[Collected data]
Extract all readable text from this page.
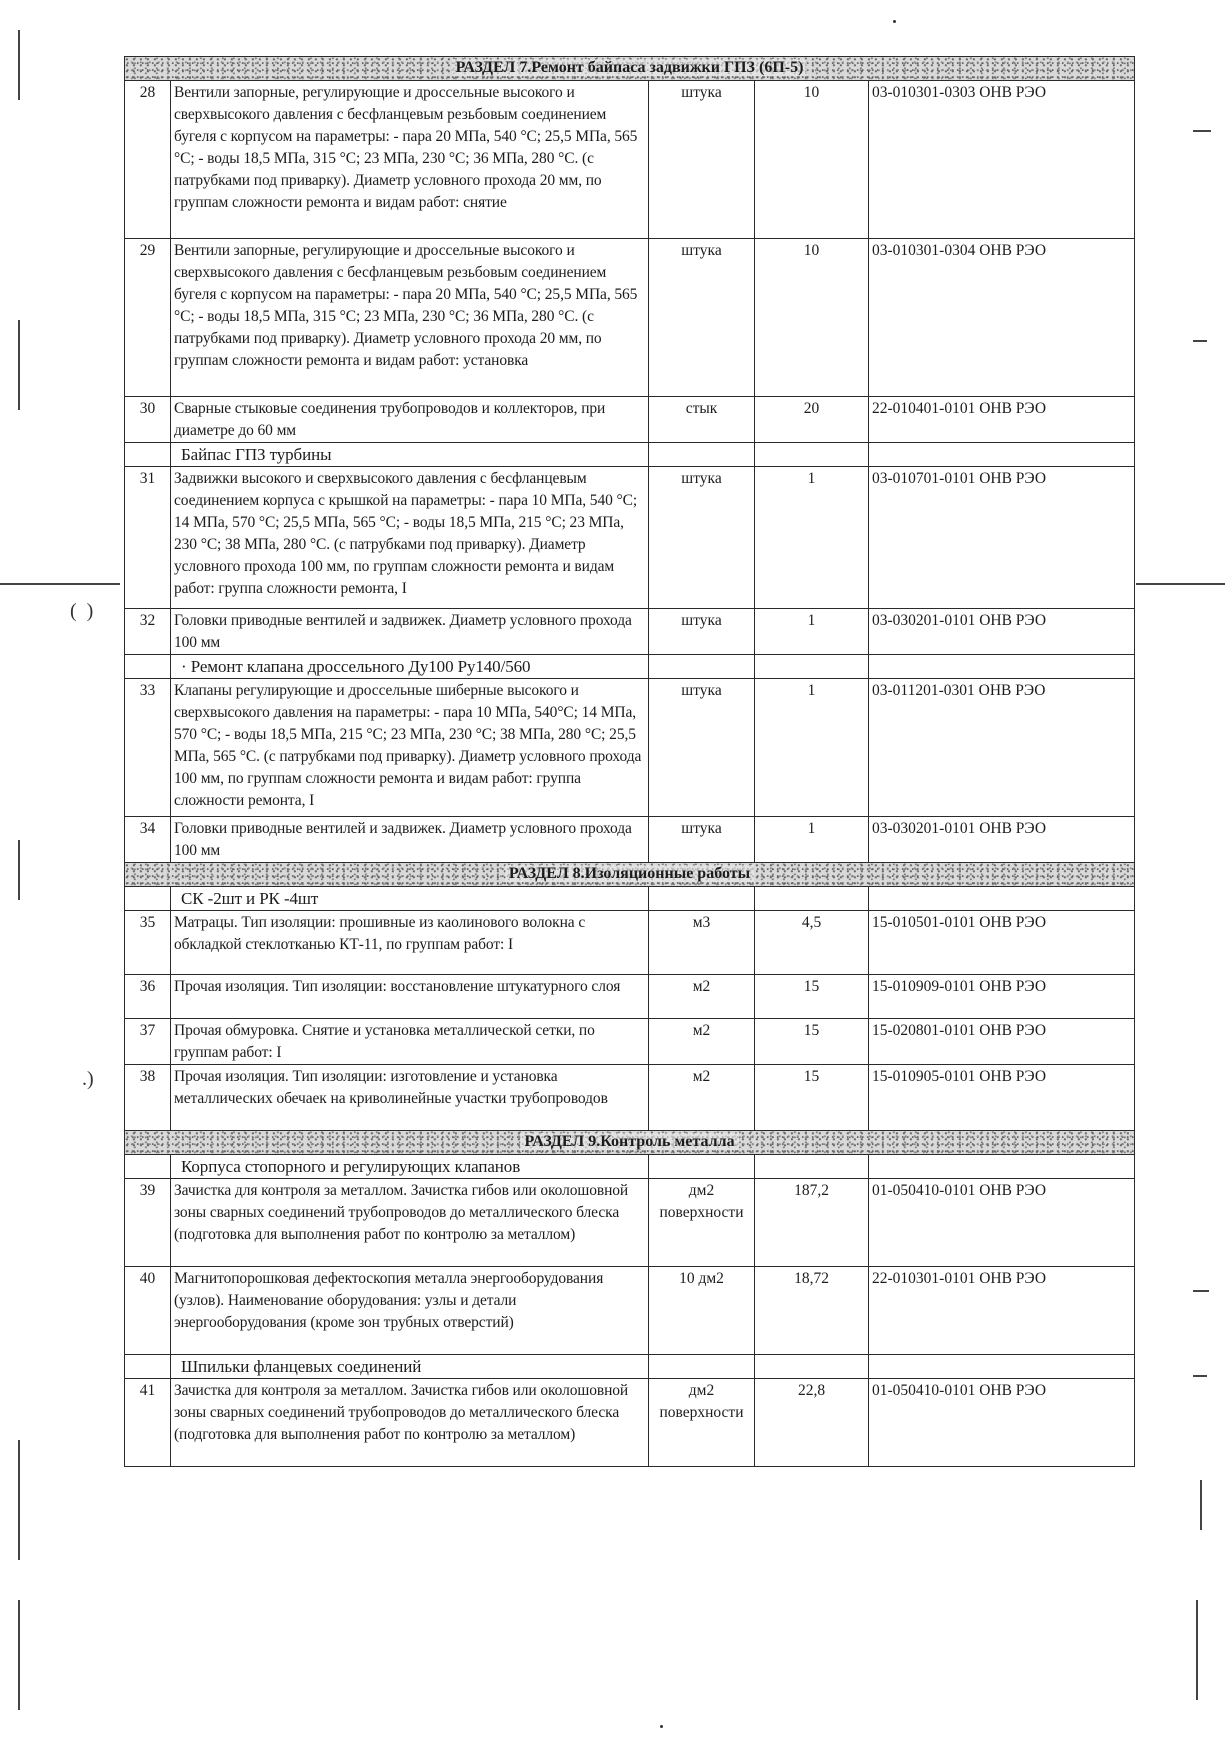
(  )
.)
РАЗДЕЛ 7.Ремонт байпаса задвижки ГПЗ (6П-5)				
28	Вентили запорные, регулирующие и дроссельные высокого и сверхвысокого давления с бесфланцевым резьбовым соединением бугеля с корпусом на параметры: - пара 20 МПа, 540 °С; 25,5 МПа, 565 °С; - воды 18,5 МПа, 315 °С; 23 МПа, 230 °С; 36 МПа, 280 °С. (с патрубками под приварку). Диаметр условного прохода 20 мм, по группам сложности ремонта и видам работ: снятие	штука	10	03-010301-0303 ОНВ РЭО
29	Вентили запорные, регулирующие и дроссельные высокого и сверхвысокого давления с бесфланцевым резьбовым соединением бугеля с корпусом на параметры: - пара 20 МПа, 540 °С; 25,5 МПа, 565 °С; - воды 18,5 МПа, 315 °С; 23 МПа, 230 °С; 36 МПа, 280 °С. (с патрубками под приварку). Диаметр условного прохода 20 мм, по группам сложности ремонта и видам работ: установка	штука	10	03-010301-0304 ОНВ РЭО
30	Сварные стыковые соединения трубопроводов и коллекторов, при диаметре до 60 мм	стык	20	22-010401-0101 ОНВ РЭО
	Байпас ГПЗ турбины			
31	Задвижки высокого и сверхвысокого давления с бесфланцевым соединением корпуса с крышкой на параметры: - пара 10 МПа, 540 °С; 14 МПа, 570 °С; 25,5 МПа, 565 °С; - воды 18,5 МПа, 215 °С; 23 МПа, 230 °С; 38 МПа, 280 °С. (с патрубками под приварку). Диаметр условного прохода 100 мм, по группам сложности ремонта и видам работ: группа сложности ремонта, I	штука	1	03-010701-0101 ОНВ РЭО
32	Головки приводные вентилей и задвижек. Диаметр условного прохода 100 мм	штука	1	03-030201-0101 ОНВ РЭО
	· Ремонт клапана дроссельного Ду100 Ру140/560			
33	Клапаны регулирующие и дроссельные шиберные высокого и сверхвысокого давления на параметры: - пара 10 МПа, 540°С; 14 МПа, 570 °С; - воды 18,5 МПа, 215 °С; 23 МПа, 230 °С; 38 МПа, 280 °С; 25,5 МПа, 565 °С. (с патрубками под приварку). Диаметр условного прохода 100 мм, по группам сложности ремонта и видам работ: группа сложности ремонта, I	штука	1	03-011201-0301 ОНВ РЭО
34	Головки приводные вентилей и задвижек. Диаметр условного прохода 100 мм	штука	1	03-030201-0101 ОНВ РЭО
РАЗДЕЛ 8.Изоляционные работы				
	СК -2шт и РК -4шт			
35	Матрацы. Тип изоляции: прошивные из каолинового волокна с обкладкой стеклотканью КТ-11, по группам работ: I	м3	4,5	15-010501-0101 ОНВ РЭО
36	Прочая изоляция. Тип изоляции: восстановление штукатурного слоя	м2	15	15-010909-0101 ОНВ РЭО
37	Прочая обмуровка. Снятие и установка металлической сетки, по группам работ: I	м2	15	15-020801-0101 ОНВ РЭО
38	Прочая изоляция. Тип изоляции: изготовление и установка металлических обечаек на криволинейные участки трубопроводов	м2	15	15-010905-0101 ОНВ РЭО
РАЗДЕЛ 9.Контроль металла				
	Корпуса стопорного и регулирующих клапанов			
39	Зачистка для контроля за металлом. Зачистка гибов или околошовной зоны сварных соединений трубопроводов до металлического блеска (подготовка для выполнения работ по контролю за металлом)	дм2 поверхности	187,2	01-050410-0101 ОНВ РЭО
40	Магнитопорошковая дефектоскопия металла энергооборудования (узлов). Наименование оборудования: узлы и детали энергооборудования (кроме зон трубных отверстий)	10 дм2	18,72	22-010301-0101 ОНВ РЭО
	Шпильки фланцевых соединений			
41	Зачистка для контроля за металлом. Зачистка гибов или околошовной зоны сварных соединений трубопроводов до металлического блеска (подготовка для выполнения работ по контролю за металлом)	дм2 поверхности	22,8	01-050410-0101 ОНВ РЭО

▸ Exercise details: Quote the records above exactly, leaving out any pictures.

▸ Output of the task:
Extract all readable text from this page.
(  )
.)
РАЗДЕЛ 7.Ремонт байпаса задвижки ГПЗ (6П-5)				
28	Вентили запорные, регулирующие и дроссельные высокого и сверхвысокого давления с бесфланцевым резьбовым соединением бугеля с корпусом на параметры: - пара 20 МПа, 540 °С; 25,5 МПа, 565 °С; - воды 18,5 МПа, 315 °С; 23 МПа, 230 °С; 36 МПа, 280 °С. (с патрубками под приварку). Диаметр условного прохода 20 мм, по группам сложности ремонта и видам работ: снятие	штука	10	03-010301-0303 ОНВ РЭО
29	Вентили запорные, регулирующие и дроссельные высокого и сверхвысокого давления с бесфланцевым резьбовым соединением бугеля с корпусом на параметры: - пара 20 МПа, 540 °С; 25,5 МПа, 565 °С; - воды 18,5 МПа, 315 °С; 23 МПа, 230 °С; 36 МПа, 280 °С. (с патрубками под приварку). Диаметр условного прохода 20 мм, по группам сложности ремонта и видам работ: установка	штука	10	03-010301-0304 ОНВ РЭО
30	Сварные стыковые соединения трубопроводов и коллекторов, при диаметре до 60 мм	стык	20	22-010401-0101 ОНВ РЭО
	Байпас ГПЗ турбины			
31	Задвижки высокого и сверхвысокого давления с бесфланцевым соединением корпуса с крышкой на параметры: - пара 10 МПа, 540 °С; 14 МПа, 570 °С; 25,5 МПа, 565 °С; - воды 18,5 МПа, 215 °С; 23 МПа, 230 °С; 38 МПа, 280 °С. (с патрубками под приварку). Диаметр условного прохода 100 мм, по группам сложности ремонта и видам работ: группа сложности ремонта, I	штука	1	03-010701-0101 ОНВ РЭО
32	Головки приводные вентилей и задвижек. Диаметр условного прохода 100 мм	штука	1	03-030201-0101 ОНВ РЭО
	· Ремонт клапана дроссельного Ду100 Ру140/560			
33	Клапаны регулирующие и дроссельные шиберные высокого и сверхвысокого давления на параметры: - пара 10 МПа, 540°С; 14 МПа, 570 °С; - воды 18,5 МПа, 215 °С; 23 МПа, 230 °С; 38 МПа, 280 °С; 25,5 МПа, 565 °С. (с патрубками под приварку). Диаметр условного прохода 100 мм, по группам сложности ремонта и видам работ: группа сложности ремонта, I	штука	1	03-011201-0301 ОНВ РЭО
34	Головки приводные вентилей и задвижек. Диаметр условного прохода 100 мм	штука	1	03-030201-0101 ОНВ РЭО
РАЗДЕЛ 8.Изоляционные работы				
	СК -2шт и РК -4шт			
35	Матрацы. Тип изоляции: прошивные из каолинового волокна с обкладкой стеклотканью КТ-11, по группам работ: I	м3	4,5	15-010501-0101 ОНВ РЭО
36	Прочая изоляция. Тип изоляции: восстановление штукатурного слоя	м2	15	15-010909-0101 ОНВ РЭО
37	Прочая обмуровка. Снятие и установка металлической сетки, по группам работ: I	м2	15	15-020801-0101 ОНВ РЭО
38	Прочая изоляция. Тип изоляции: изготовление и установка металлических обечаек на криволинейные участки трубопроводов	м2	15	15-010905-0101 ОНВ РЭО
РАЗДЕЛ 9.Контроль металла				
	Корпуса стопорного и регулирующих клапанов			
39	Зачистка для контроля за металлом. Зачистка гибов или околошовной зоны сварных соединений трубопроводов до металлического блеска (подготовка для выполнения работ по контролю за металлом)	дм2 поверхности	187,2	01-050410-0101 ОНВ РЭО
40	Магнитопорошковая дефектоскопия металла энергооборудования (узлов). Наименование оборудования: узлы и детали энергооборудования (кроме зон трубных отверстий)	10 дм2	18,72	22-010301-0101 ОНВ РЭО
	Шпильки фланцевых соединений			
41	Зачистка для контроля за металлом. Зачистка гибов или околошовной зоны сварных соединений трубопроводов до металлического блеска (подготовка для выполнения работ по контролю за металлом)	дм2 поверхности	22,8	01-050410-0101 ОНВ РЭО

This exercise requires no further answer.